EXTRACTED ENTRIES ::
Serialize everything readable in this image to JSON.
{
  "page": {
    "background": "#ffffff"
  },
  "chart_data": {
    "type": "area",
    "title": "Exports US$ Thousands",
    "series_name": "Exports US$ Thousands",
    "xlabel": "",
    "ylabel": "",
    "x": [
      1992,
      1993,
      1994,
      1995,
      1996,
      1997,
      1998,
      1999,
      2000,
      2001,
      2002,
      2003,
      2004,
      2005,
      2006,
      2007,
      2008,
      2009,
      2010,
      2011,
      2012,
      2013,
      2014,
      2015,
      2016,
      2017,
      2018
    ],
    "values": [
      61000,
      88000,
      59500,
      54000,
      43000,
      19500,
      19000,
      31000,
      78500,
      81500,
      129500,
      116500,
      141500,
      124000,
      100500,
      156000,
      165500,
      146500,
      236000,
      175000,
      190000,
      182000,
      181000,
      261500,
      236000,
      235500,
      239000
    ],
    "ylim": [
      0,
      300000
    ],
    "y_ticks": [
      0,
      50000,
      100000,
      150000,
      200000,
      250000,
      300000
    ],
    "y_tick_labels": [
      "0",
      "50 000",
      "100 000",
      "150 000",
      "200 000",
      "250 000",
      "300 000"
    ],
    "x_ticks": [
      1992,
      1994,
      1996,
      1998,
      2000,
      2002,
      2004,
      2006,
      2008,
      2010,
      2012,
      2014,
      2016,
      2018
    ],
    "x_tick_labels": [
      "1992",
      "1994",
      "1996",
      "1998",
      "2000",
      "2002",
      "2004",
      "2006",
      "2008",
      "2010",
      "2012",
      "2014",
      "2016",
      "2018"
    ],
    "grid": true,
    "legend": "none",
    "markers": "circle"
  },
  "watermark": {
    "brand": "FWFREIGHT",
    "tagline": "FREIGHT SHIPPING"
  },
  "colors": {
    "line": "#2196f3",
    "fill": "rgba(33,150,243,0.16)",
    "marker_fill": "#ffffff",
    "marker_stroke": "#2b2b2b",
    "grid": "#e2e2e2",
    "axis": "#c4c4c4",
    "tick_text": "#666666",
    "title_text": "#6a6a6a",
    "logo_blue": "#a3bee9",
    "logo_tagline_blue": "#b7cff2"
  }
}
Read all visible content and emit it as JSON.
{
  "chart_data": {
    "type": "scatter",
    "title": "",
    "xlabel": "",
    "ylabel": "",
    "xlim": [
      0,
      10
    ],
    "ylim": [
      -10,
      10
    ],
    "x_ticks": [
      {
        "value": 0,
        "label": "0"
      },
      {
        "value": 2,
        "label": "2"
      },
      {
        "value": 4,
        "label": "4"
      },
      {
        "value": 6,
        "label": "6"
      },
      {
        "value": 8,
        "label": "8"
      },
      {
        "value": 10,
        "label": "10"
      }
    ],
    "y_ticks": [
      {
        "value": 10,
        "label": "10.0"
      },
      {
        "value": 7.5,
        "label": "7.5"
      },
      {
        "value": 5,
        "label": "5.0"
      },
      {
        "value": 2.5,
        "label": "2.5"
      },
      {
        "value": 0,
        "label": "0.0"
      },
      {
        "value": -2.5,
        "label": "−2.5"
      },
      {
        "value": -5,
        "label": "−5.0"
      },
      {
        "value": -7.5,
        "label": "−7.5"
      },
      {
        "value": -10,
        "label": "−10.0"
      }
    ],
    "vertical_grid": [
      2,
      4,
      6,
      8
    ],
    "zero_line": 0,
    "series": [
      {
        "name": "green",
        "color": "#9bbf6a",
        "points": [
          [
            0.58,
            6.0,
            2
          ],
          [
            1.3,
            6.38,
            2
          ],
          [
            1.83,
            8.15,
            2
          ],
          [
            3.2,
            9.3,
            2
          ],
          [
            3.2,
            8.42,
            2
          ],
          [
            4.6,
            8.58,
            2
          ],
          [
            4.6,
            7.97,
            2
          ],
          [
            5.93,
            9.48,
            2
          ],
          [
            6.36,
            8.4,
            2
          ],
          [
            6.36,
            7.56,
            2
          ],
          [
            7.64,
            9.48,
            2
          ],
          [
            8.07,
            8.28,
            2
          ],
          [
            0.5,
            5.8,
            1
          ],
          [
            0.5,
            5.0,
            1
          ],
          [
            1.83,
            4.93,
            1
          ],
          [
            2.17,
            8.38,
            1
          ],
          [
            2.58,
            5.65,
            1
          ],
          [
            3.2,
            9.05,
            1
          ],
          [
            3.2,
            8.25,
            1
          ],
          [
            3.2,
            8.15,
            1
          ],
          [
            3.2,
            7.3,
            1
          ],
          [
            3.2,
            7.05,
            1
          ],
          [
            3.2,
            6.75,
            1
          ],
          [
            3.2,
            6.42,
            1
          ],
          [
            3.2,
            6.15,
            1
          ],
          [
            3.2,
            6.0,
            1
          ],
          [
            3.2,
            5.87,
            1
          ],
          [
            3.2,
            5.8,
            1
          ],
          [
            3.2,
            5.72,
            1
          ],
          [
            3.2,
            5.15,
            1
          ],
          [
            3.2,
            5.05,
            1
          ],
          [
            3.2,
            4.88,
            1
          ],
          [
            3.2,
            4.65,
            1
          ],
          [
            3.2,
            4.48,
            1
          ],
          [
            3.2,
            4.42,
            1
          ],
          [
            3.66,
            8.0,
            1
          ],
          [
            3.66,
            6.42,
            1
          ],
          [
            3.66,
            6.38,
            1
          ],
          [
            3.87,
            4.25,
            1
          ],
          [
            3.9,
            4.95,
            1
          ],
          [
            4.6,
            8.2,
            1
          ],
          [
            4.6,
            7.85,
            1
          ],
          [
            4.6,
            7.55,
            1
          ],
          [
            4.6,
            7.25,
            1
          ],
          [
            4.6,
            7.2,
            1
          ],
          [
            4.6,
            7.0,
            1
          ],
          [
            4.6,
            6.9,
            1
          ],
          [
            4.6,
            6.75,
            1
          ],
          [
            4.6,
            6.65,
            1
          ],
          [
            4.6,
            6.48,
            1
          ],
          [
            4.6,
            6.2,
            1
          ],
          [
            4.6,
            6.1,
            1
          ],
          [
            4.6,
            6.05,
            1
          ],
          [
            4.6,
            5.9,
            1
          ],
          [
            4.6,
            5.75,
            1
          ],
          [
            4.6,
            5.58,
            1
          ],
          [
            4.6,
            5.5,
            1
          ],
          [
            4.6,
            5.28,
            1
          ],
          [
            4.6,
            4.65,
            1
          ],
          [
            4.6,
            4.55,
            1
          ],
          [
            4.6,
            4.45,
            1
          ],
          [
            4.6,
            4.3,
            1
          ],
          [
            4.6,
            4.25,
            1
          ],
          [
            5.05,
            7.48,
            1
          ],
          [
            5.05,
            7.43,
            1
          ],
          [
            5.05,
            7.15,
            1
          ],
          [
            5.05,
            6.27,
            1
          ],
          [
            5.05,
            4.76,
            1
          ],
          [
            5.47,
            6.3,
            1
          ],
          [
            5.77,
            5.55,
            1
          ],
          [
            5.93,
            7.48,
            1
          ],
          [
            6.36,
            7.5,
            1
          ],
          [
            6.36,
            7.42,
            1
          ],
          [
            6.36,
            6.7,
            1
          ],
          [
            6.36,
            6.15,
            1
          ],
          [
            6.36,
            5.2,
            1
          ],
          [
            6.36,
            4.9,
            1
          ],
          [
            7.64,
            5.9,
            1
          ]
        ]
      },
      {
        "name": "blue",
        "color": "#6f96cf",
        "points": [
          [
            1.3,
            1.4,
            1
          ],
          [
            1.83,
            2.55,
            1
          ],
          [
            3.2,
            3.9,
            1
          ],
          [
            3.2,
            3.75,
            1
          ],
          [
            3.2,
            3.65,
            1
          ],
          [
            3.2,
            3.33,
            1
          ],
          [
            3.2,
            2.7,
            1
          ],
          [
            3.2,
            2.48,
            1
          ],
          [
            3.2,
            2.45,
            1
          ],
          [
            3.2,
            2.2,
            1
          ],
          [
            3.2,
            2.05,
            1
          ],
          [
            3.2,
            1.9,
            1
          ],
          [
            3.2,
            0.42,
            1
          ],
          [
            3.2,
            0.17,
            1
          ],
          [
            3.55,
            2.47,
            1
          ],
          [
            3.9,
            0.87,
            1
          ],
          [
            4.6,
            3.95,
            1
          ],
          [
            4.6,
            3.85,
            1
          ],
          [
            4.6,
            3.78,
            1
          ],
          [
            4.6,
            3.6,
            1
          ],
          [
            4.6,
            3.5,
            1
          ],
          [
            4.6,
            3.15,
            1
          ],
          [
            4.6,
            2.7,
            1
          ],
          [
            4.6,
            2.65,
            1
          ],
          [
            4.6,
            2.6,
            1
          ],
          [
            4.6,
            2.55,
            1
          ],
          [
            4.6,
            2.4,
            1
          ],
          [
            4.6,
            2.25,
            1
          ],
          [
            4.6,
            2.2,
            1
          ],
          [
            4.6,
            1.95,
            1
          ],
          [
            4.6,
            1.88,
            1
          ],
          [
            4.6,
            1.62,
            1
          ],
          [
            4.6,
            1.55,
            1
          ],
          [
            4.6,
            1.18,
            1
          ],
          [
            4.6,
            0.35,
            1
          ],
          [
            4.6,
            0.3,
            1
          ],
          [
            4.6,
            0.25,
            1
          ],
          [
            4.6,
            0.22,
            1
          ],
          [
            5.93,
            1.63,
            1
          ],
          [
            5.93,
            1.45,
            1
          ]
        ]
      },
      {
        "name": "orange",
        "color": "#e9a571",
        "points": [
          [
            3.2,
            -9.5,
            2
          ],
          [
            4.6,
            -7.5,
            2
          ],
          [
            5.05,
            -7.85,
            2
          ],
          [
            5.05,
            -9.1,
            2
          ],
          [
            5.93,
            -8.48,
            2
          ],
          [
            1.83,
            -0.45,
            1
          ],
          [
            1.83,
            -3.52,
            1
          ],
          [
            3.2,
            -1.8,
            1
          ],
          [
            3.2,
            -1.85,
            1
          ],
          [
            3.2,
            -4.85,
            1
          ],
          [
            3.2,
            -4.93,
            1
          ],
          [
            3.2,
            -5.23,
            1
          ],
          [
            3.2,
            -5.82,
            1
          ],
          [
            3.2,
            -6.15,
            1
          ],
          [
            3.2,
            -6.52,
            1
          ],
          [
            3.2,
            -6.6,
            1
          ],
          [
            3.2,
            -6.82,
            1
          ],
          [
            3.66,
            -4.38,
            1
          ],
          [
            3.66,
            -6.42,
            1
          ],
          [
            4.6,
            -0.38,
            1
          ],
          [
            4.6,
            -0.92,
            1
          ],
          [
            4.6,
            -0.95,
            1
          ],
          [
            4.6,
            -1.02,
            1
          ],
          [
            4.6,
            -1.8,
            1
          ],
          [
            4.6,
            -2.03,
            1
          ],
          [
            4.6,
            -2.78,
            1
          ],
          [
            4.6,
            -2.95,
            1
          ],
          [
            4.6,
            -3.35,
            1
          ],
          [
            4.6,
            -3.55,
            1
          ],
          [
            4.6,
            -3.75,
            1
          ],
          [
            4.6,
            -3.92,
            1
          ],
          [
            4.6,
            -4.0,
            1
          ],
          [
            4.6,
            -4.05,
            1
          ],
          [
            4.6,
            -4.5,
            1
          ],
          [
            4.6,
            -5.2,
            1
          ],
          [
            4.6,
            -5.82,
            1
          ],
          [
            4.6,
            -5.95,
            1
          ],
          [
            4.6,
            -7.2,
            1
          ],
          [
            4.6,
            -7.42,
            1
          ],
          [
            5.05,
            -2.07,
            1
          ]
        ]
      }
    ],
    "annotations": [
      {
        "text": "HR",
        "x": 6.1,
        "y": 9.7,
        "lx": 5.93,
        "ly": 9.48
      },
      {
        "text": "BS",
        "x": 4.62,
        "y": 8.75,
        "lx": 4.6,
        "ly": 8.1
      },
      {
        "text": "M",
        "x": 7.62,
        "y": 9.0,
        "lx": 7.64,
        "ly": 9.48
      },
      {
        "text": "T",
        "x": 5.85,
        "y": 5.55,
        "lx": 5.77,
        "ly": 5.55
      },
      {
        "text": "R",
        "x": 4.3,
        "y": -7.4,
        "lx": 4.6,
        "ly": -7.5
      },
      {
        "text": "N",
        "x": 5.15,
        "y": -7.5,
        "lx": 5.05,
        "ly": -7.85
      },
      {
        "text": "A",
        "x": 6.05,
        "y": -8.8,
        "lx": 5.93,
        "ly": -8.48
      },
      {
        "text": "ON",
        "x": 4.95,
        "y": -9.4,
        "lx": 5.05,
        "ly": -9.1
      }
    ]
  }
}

EXERCISE DESCRIPTION ::
Look through the entries and find each line that has the string "Exports". Copy those lines.

EXERCISE RESPONSE ::
    "title": "Exports US$ Thousands",
    "series_name": "Exports US$ Thousands",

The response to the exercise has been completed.